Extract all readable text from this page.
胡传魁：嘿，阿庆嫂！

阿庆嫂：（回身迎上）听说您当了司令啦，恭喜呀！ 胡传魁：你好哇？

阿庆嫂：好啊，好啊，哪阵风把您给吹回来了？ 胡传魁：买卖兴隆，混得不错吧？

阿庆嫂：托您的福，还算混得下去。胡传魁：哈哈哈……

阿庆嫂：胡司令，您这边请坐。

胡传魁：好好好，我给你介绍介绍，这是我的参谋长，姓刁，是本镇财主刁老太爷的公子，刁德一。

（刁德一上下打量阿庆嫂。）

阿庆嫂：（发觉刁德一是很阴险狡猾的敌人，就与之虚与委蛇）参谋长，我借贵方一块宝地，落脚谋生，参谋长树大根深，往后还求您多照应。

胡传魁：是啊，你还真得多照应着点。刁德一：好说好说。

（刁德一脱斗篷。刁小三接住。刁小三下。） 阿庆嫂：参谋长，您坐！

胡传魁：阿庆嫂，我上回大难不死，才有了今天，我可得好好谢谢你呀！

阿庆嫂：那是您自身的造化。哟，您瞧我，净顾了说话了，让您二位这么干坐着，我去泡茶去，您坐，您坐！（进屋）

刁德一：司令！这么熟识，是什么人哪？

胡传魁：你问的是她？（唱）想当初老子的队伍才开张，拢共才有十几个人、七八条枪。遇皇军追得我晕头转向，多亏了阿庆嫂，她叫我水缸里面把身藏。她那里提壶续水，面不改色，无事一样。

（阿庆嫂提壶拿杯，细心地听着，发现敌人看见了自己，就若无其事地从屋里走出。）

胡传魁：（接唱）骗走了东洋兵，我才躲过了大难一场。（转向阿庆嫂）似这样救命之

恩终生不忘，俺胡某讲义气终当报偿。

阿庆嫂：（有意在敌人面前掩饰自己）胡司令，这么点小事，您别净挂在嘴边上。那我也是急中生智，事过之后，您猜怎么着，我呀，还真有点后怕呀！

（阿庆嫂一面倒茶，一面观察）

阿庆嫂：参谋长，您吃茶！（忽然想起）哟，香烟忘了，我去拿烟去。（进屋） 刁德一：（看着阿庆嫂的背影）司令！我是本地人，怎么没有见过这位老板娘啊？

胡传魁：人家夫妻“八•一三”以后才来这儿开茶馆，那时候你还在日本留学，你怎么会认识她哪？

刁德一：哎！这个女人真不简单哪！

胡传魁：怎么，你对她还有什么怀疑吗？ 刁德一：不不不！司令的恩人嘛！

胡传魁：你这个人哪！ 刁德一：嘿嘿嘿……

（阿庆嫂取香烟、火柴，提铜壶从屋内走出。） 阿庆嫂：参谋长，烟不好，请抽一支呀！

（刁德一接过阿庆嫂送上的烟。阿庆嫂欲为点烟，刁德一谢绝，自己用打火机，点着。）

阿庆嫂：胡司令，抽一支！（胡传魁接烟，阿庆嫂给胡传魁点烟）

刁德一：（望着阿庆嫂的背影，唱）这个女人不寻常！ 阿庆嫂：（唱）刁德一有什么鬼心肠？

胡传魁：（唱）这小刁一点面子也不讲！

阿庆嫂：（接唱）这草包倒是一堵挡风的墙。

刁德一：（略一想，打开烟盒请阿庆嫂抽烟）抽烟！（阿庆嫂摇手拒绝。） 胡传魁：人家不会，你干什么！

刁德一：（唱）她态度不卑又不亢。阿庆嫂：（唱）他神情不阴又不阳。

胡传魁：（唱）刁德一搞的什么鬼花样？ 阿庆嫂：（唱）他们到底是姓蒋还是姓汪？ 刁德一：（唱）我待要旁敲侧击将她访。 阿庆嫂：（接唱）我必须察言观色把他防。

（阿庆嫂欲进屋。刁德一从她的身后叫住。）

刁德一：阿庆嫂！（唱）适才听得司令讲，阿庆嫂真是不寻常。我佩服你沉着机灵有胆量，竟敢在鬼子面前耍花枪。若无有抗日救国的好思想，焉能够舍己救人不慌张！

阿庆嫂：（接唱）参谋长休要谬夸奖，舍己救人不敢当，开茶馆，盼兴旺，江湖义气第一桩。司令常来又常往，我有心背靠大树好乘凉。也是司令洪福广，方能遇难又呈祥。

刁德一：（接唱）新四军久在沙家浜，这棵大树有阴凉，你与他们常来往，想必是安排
━━━━━━━━━━━━━━━━━━━━━━━━━━━━━━
- **WHAT YOU WILL DO**: Print every record above exactly as written.

- **RESPONSE**:
Extract all readable text from this page.
胡传魁：嘿，阿庆嫂！

阿庆嫂：（回身迎上）听说您当了司令啦，恭喜呀！ 胡传魁：你好哇？

阿庆嫂：好啊，好啊，哪阵风把您给吹回来了？ 胡传魁：买卖兴隆，混得不错吧？

阿庆嫂：托您的福，还算混得下去。胡传魁：哈哈哈……

阿庆嫂：胡司令，您这边请坐。

胡传魁：好好好，我给你介绍介绍，这是我的参谋长，姓刁，是本镇财主刁老太爷的公子，刁德一。

（刁德一上下打量阿庆嫂。）

阿庆嫂：（发觉刁德一是很阴险狡猾的敌人，就与之虚与委蛇）参谋长，我借贵方一块宝地，落脚谋生，参谋长树大根深，往后还求您多照应。

胡传魁：是啊，你还真得多照应着点。刁德一：好说好说。

（刁德一脱斗篷。刁小三接住。刁小三下。） 阿庆嫂：参谋长，您坐！

胡传魁：阿庆嫂，我上回大难不死，才有了今天，我可得好好谢谢你呀！

阿庆嫂：那是您自身的造化。哟，您瞧我，净顾了说话了，让您二位这么干坐着，我去泡茶去，您坐，您坐！（进屋）

刁德一：司令！这么熟识，是什么人哪？

胡传魁：你问的是她？（唱）想当初老子的队伍才开张，拢共才有十几个人、七八条枪。遇皇军追得我晕头转向，多亏了阿庆嫂，她叫我水缸里面把身藏。她那里提壶续水，面不改色，无事一样。

（阿庆嫂提壶拿杯，细心地听着，发现敌人看见了自己，就若无其事地从屋里走出。）

胡传魁：（接唱）骗走了东洋兵，我才躲过了大难一场。（转向阿庆嫂）似这样救命之

恩终生不忘，俺胡某讲义气终当报偿。

阿庆嫂：（有意在敌人面前掩饰自己）胡司令，这么点小事，您别净挂在嘴边上。那我也是急中生智，事过之后，您猜怎么着，我呀，还真有点后怕呀！

（阿庆嫂一面倒茶，一面观察）

阿庆嫂：参谋长，您吃茶！（忽然想起）哟，香烟忘了，我去拿烟去。（进屋） 刁德一：（看着阿庆嫂的背影）司令！我是本地人，怎么没有见过这位老板娘啊？

胡传魁：人家夫妻“八•一三”以后才来这儿开茶馆，那时候你还在日本留学，你怎么会认识她哪？

刁德一：哎！这个女人真不简单哪！

胡传魁：怎么，你对她还有什么怀疑吗？ 刁德一：不不不！司令的恩人嘛！

胡传魁：你这个人哪！ 刁德一：嘿嘿嘿……

（阿庆嫂取香烟、火柴，提铜壶从屋内走出。） 阿庆嫂：参谋长，烟不好，请抽一支呀！

（刁德一接过阿庆嫂送上的烟。阿庆嫂欲为点烟，刁德一谢绝，自己用打火机，点着。）

阿庆嫂：胡司令，抽一支！（胡传魁接烟，阿庆嫂给胡传魁点烟）

刁德一：（望着阿庆嫂的背影，唱）这个女人不寻常！ 阿庆嫂：（唱）刁德一有什么鬼心肠？

胡传魁：（唱）这小刁一点面子也不讲！

阿庆嫂：（接唱）这草包倒是一堵挡风的墙。

刁德一：（略一想，打开烟盒请阿庆嫂抽烟）抽烟！（阿庆嫂摇手拒绝。） 胡传魁：人家不会，你干什么！

刁德一：（唱）她态度不卑又不亢。阿庆嫂：（唱）他神情不阴又不阳。

胡传魁：（唱）刁德一搞的什么鬼花样？ 阿庆嫂：（唱）他们到底是姓蒋还是姓汪？ 刁德一：（唱）我待要旁敲侧击将她访。 阿庆嫂：（接唱）我必须察言观色把他防。

（阿庆嫂欲进屋。刁德一从她的身后叫住。）

刁德一：阿庆嫂！（唱）适才听得司令讲，阿庆嫂真是不寻常。我佩服你沉着机灵有胆量，竟敢在鬼子面前耍花枪。若无有抗日救国的好思想，焉能够舍己救人不慌张！

阿庆嫂：（接唱）参谋长休要谬夸奖，舍己救人不敢当，开茶馆，盼兴旺，江湖义气第一桩。司令常来又常往，我有心背靠大树好乘凉。也是司令洪福广，方能遇难又呈祥。

刁德一：（接唱）新四军久在沙家浜，这棵大树有阴凉，你与他们常来往，想必是安排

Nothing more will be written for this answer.